**Aim:**
Which lines below hold the word "this"? Report each one.

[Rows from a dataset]

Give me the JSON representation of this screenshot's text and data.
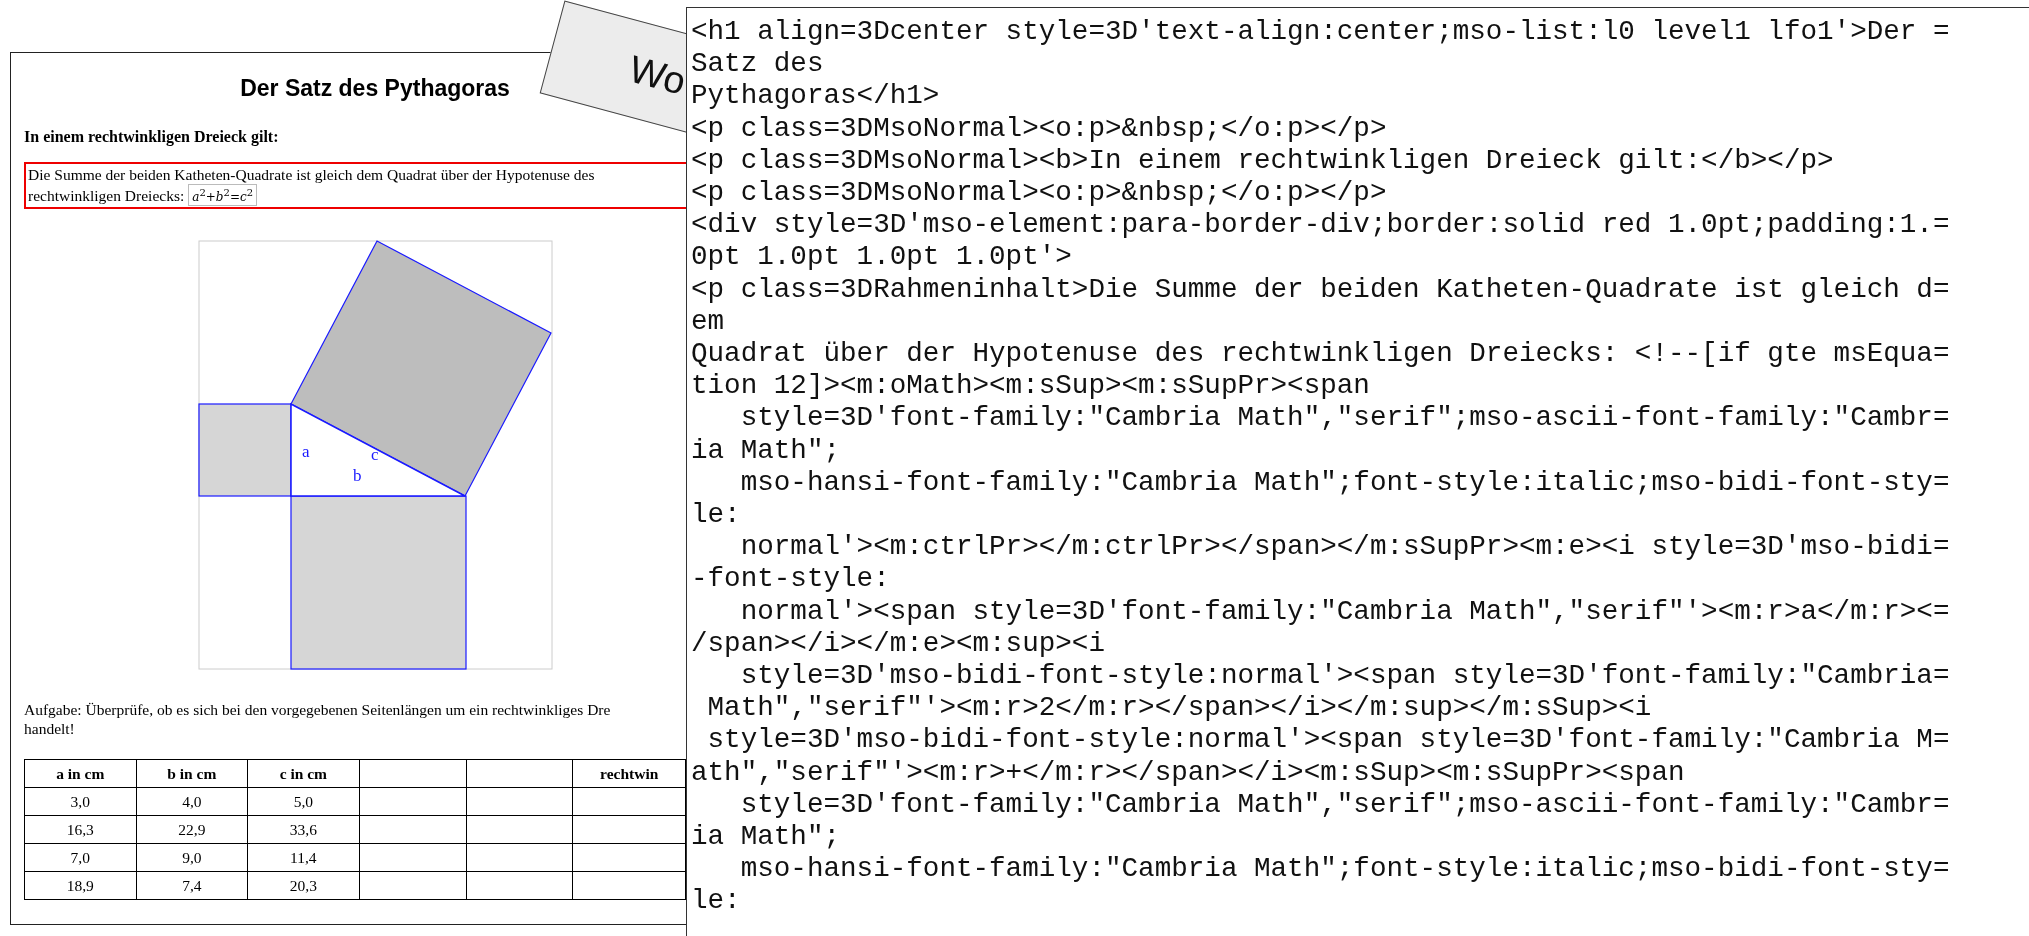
{
  "document": {
    "title": "Der Satz des Pythagoras",
    "intro": "In einem rechtwinkligen Dreieck gilt:",
    "framed_lines": [
      "Die Summe der beiden Katheten-Quadrate ist gleich dem Quadrat über der Hypotenuse des",
      "rechtwinkligen Dreiecks:"
    ],
    "formula": "*a*$^{2}$+*b*$^{2}$=*c*$^{2}$",
    "diagram_labels": [
      "a",
      "b",
      "c"
    ],
    "task_lines": [
      "Aufgabe: Überprüfe, ob es sich bei den vorgegebenen Seitenlängen um ein rechtwinkliges Dre",
      "handelt!"
    ],
    "table": {
      "columns": [
        "a in cm",
        "b in cm",
        "c in cm",
        "",
        "",
        "rechtwin"
      ],
      "rows": [
        [
          "3,0",
          "4,0",
          "5,0",
          "",
          "",
          ""
        ],
        [
          "16,3",
          "22,9",
          "33,6",
          "",
          "",
          ""
        ],
        [
          "7,0",
          "9,0",
          "11,4",
          "",
          "",
          ""
        ],
        [
          "18,9",
          "7,4",
          "20,3",
          "",
          "",
          ""
        ]
      ]
    }
  },
  "label_card": {
    "text": "Wo"
  },
  "source_view": {
    "lines": [
      "<h1 align=3Dcenter style=3D'text-align:center;mso-list:l0 level1 lfo1'>Der =",
      "Satz des",
      "Pythagoras</h1>",
      "<p class=3DMsoNormal><o:p>&nbsp;</o:p></p>",
      "<p class=3DMsoNormal><b>In einem rechtwinkligen Dreieck gilt:</b></p>",
      "<p class=3DMsoNormal><o:p>&nbsp;</o:p></p>",
      "<div style=3D'mso-element:para-border-div;border:solid red 1.0pt;padding:1.=",
      "0pt 1.0pt 1.0pt 1.0pt'>",
      "<p class=3DRahmeninhalt>Die Summe der beiden Katheten-Quadrate ist gleich d=",
      "em",
      "Quadrat über der Hypotenuse des rechtwinkligen Dreiecks: <!--[if gte msEqua=",
      "tion 12]><m:oMath><m:sSup><m:sSupPr><span",
      "   style=3D'font-family:\"Cambria Math\",\"serif\";mso-ascii-font-family:\"Cambr=",
      "ia Math\";",
      "   mso-hansi-font-family:\"Cambria Math\";font-style:italic;mso-bidi-font-sty=",
      "le:",
      "   normal'><m:ctrlPr></m:ctrlPr></span></m:sSupPr><m:e><i style=3D'mso-bidi=",
      "-font-style:",
      "   normal'><span style=3D'font-family:\"Cambria Math\",\"serif\"'><m:r>a</m:r><=",
      "/span></i></m:e><m:sup><i",
      "   style=3D'mso-bidi-font-style:normal'><span style=3D'font-family:\"Cambria=",
      " Math\",\"serif\"'><m:r>2</m:r></span></i></m:sup></m:sSup><i",
      " style=3D'mso-bidi-font-style:normal'><span style=3D'font-family:\"Cambria M=",
      "ath\",\"serif\"'><m:r>+</m:r></span></i><m:sSup><m:sSupPr><span",
      "   style=3D'font-family:\"Cambria Math\",\"serif\";mso-ascii-font-family:\"Cambr=",
      "ia Math\";",
      "   mso-hansi-font-family:\"Cambria Math\";font-style:italic;mso-bidi-font-sty=",
      "le:"
    ]
  }
}
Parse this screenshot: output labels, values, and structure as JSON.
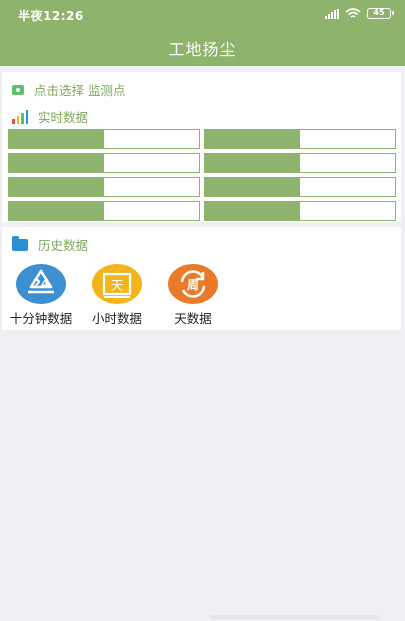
{
  "status": {
    "time": "半夜12:26",
    "battery": "45"
  },
  "header": {
    "title": "工地扬尘"
  },
  "select_point": {
    "label": "点击选择 监测点"
  },
  "realtime": {
    "label": "实时数据",
    "cells": [
      {
        "value": "",
        "fill": 0.5
      },
      {
        "value": "",
        "fill": 0.5
      },
      {
        "value": "",
        "fill": 0.5
      },
      {
        "value": "",
        "fill": 0.5
      },
      {
        "value": "",
        "fill": 0.5
      },
      {
        "value": "",
        "fill": 0.5
      },
      {
        "value": "",
        "fill": 0.5
      },
      {
        "value": "",
        "fill": 0.5
      }
    ]
  },
  "history": {
    "label": "历史数据",
    "shortcuts": [
      {
        "label": "十分钟数据",
        "icon": "recycle-24-icon",
        "color": "#3d8fd0",
        "glyph": "24"
      },
      {
        "label": "小时数据",
        "icon": "calendar-day-icon",
        "color": "#f4b41a",
        "glyph": "天"
      },
      {
        "label": "天数据",
        "icon": "refresh-week-icon",
        "color": "#e87a2a",
        "glyph": "周"
      }
    ]
  },
  "colors": {
    "accent": "#8db36d"
  }
}
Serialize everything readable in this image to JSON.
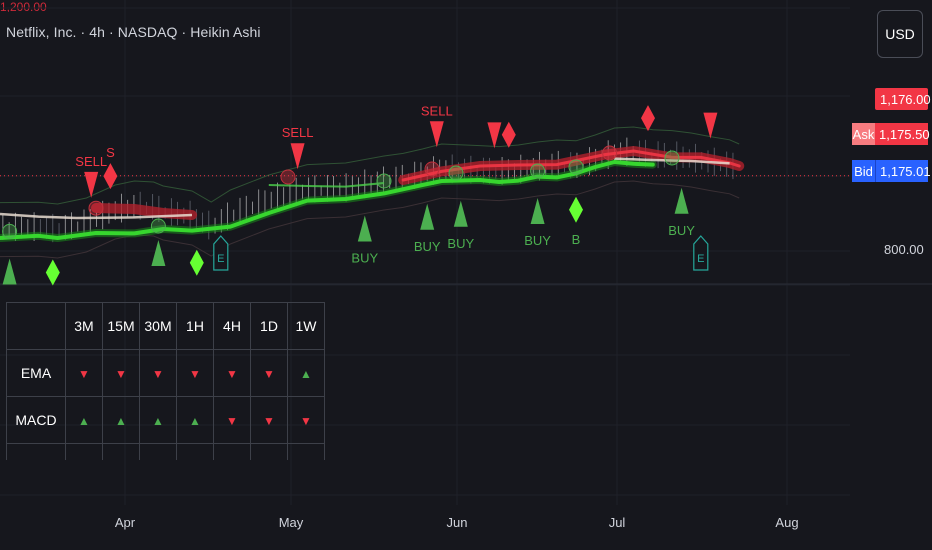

**Exercise answer:**
Give me the JSON representation of this screenshot's text and data.
Parse this screenshot: output labels, values, and structure as JSON.
Serialize everything readable in this image to JSON.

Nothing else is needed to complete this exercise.